WHAT TO WORK ON:
Look through the data below and work out how many lines contain the string "true". Give the number alone.

SUPPLIED DATA:
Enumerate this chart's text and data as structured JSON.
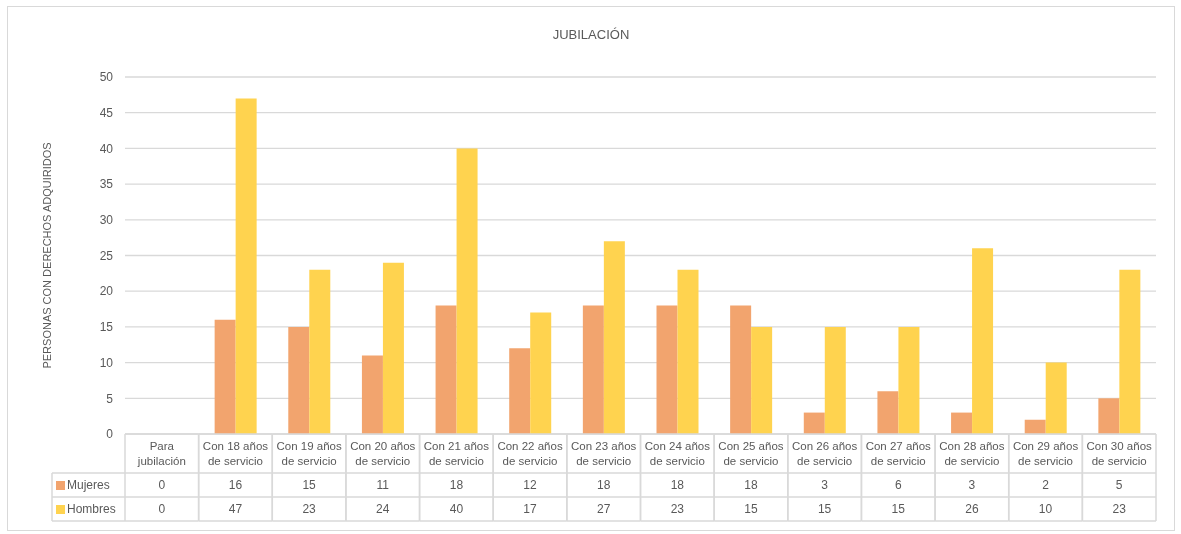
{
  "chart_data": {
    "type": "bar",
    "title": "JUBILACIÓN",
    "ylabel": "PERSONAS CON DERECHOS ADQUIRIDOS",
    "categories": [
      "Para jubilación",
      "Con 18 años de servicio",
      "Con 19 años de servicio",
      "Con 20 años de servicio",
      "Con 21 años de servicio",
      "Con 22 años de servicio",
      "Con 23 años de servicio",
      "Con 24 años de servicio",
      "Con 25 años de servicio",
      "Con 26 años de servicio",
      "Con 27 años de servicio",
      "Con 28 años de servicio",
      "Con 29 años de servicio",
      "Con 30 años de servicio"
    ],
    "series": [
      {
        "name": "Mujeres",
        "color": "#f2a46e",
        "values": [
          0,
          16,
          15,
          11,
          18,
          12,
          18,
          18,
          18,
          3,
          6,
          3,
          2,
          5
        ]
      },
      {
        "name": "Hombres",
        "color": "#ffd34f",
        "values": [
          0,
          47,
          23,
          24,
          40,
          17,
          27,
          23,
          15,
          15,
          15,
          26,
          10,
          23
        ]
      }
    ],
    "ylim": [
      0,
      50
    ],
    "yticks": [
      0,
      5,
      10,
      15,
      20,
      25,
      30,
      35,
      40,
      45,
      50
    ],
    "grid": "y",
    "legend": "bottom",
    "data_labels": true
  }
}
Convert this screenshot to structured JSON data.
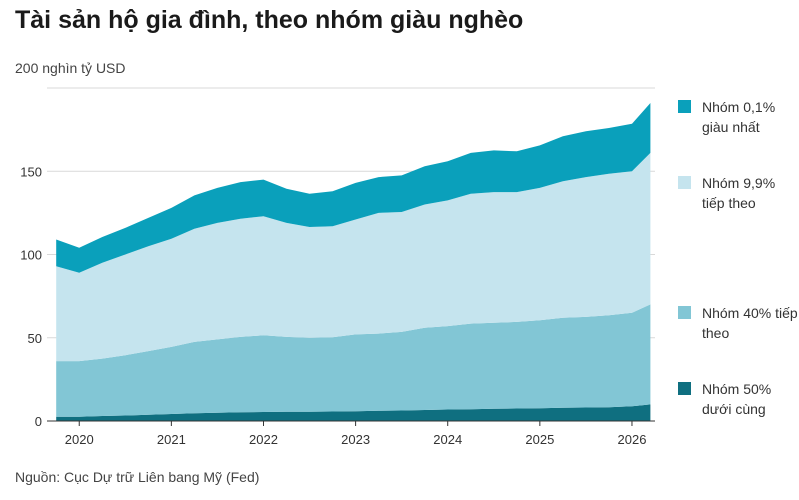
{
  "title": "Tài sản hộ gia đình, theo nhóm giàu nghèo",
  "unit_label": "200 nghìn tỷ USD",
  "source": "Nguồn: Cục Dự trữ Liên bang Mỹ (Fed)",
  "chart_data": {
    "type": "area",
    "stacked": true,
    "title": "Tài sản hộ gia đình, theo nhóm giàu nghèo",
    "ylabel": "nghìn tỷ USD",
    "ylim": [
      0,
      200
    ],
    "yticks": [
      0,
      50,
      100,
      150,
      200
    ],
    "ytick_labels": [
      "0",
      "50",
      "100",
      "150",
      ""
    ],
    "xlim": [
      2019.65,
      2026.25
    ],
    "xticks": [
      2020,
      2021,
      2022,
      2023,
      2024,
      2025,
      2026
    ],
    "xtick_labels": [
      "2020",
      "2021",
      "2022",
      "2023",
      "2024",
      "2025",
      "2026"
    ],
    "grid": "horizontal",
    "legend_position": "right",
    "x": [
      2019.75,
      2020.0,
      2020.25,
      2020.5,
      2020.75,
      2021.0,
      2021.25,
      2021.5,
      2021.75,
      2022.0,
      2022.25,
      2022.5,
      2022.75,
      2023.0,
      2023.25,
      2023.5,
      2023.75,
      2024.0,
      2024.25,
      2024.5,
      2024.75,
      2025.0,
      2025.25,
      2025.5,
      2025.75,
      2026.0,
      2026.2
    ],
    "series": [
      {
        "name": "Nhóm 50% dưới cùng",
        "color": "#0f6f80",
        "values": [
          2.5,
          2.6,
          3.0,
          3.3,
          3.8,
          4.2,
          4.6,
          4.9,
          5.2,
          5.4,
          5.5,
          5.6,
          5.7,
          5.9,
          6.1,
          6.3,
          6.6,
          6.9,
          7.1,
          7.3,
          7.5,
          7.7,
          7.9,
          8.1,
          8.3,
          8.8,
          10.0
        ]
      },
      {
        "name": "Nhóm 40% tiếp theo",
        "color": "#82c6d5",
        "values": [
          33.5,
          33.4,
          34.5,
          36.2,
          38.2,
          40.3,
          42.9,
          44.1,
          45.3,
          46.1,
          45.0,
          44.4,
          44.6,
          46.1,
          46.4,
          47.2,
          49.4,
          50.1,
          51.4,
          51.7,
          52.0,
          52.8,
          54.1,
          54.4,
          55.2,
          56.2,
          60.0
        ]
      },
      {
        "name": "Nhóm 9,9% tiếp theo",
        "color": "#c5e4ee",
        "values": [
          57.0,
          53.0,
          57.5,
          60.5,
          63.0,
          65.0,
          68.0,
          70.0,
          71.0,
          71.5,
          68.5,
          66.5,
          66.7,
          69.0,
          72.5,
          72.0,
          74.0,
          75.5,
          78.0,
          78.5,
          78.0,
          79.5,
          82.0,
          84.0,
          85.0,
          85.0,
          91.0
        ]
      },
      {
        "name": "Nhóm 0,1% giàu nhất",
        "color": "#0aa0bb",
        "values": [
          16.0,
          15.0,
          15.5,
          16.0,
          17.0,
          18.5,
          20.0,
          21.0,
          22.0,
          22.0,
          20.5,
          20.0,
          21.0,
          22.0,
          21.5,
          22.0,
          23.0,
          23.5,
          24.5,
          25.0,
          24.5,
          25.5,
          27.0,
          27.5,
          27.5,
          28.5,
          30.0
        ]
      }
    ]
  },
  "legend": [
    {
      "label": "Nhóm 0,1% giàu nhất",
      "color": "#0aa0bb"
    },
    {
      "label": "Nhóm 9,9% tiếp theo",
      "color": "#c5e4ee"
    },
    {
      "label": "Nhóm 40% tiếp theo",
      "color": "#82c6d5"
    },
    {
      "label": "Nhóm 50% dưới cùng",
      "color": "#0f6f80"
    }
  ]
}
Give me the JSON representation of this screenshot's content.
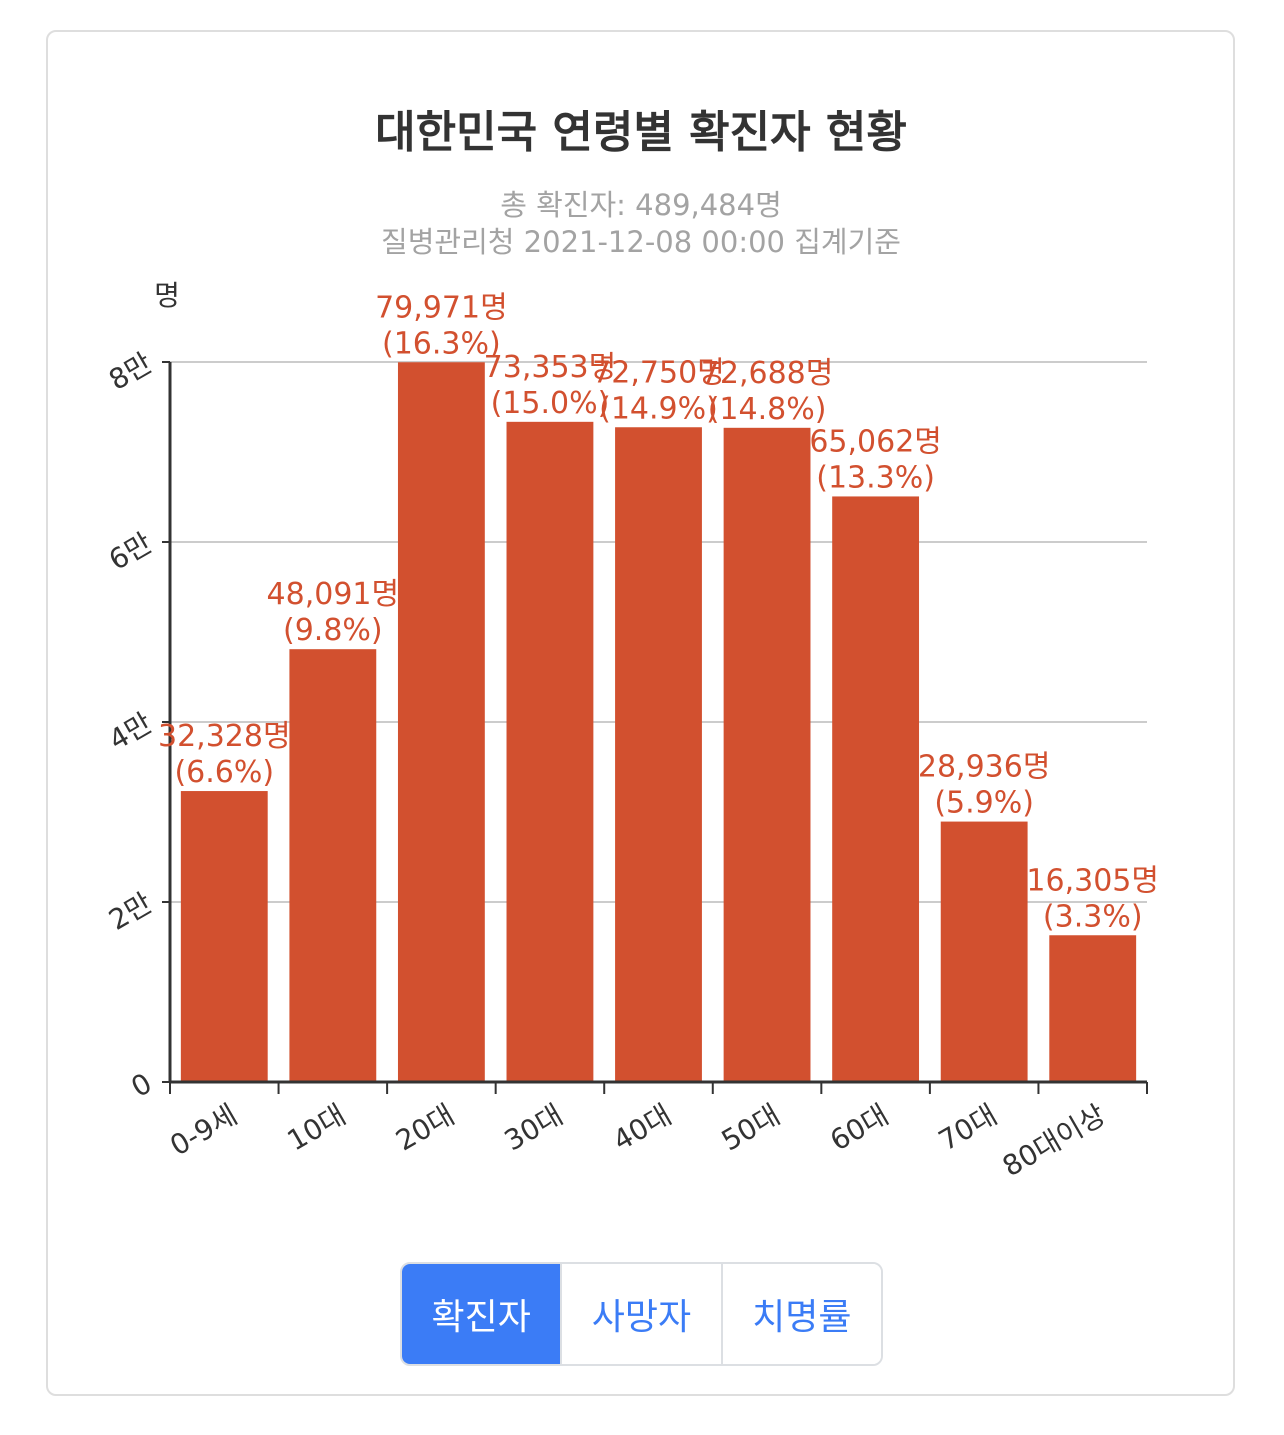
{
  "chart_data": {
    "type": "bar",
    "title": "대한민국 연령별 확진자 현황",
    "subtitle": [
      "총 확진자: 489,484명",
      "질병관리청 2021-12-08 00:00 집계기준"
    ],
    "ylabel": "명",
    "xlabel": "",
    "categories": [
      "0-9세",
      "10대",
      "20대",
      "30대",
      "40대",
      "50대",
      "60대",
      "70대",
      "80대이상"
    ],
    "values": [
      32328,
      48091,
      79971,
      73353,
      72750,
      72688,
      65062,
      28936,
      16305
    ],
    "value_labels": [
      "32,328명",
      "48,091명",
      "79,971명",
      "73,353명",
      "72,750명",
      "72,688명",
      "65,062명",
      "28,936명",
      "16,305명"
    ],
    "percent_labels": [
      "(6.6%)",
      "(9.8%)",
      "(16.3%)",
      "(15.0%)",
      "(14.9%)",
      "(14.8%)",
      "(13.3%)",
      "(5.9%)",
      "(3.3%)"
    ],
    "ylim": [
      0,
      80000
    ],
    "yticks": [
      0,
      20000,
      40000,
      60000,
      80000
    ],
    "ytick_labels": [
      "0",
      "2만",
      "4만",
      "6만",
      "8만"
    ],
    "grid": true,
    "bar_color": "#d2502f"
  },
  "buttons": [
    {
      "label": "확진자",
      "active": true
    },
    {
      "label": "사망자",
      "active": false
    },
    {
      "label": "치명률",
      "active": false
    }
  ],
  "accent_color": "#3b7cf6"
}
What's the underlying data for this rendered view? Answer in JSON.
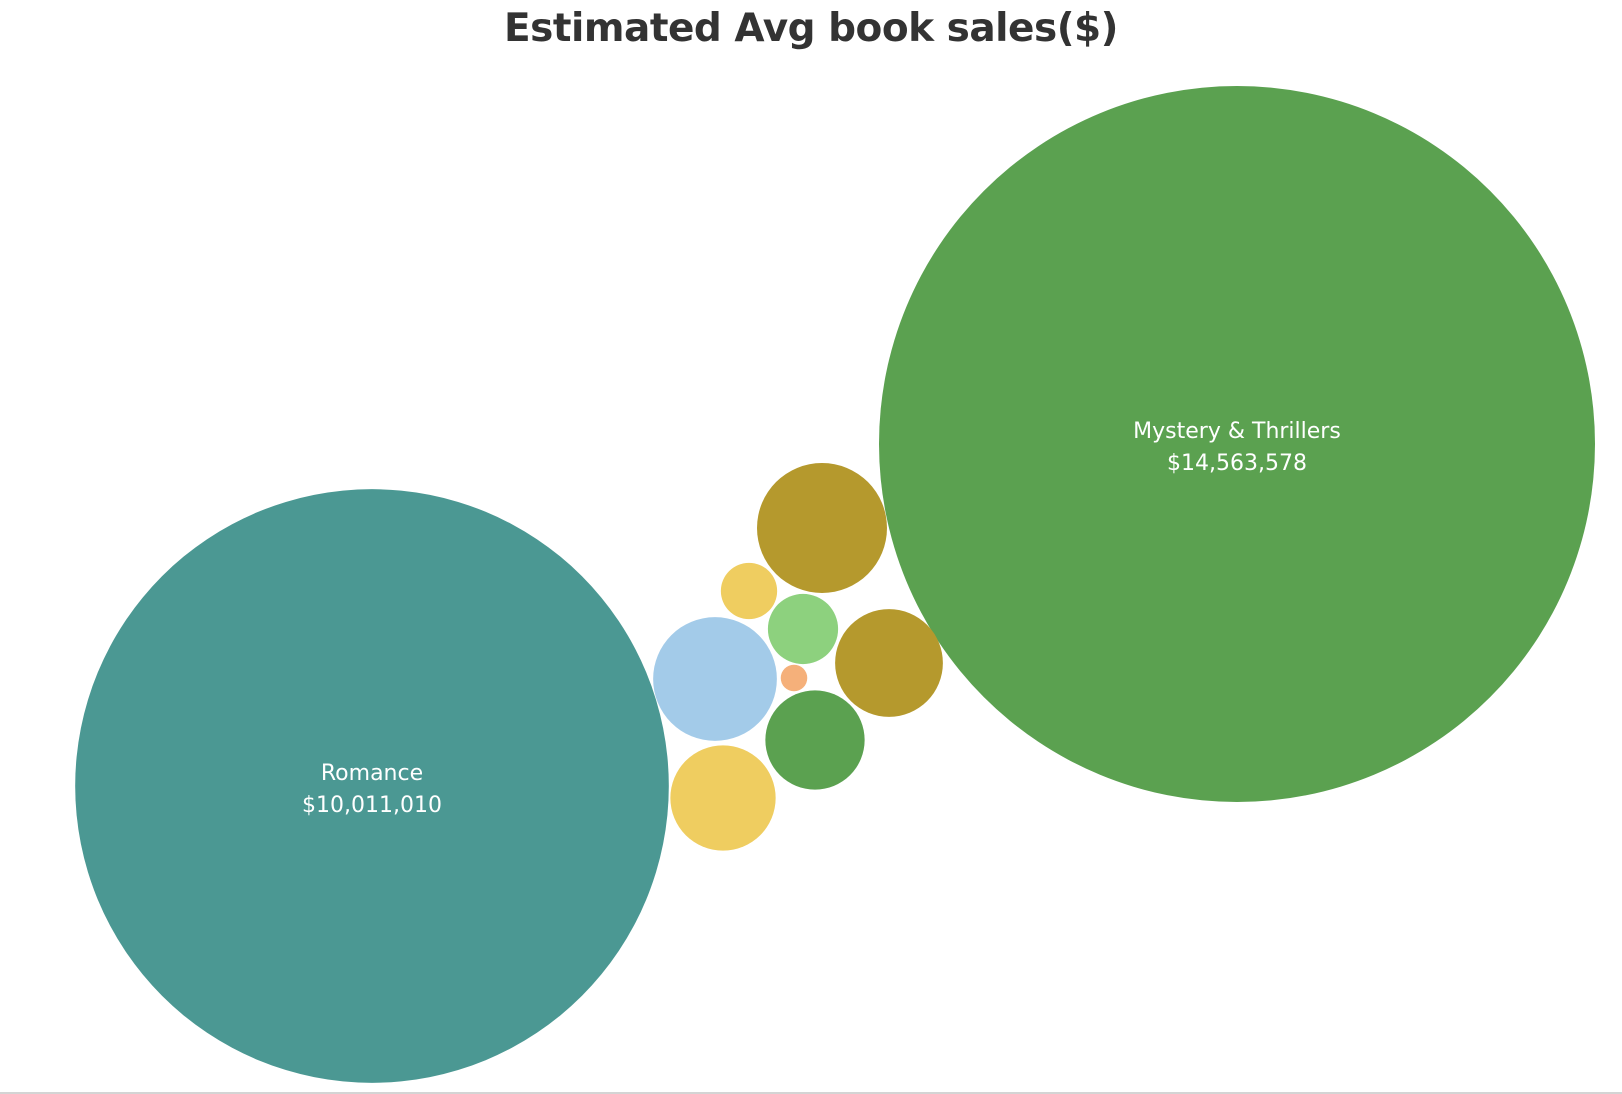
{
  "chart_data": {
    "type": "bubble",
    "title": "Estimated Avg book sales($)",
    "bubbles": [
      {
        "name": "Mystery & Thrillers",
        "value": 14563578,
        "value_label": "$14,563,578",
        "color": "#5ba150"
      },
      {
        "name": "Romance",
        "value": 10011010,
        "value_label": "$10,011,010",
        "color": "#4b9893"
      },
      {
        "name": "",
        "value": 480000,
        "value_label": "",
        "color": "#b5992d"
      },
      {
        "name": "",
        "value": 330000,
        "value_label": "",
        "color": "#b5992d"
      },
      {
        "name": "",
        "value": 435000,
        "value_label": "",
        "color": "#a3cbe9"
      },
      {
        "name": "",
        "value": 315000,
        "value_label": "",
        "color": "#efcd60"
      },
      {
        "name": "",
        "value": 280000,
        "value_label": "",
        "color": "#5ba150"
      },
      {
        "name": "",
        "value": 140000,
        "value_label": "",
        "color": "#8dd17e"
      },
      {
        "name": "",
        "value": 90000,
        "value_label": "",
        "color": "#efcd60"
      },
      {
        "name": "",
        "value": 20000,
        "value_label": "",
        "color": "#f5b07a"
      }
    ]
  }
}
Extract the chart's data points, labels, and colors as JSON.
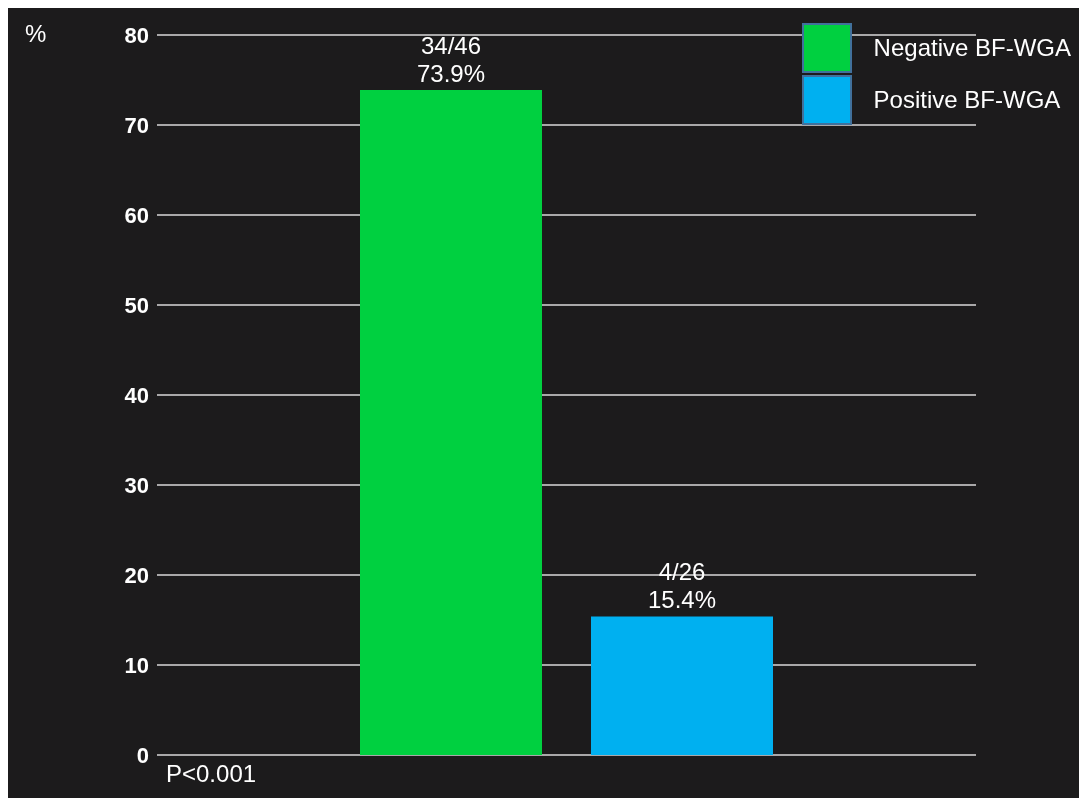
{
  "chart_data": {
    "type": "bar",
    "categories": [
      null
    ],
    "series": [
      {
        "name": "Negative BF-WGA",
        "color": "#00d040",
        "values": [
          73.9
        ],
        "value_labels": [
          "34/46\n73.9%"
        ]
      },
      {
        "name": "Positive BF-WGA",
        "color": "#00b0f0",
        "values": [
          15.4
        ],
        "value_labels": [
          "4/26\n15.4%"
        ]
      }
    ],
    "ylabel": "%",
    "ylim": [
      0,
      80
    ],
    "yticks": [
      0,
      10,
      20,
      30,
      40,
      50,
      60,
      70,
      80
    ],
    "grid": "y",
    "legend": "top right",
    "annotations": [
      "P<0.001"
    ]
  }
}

OUTPUT:
4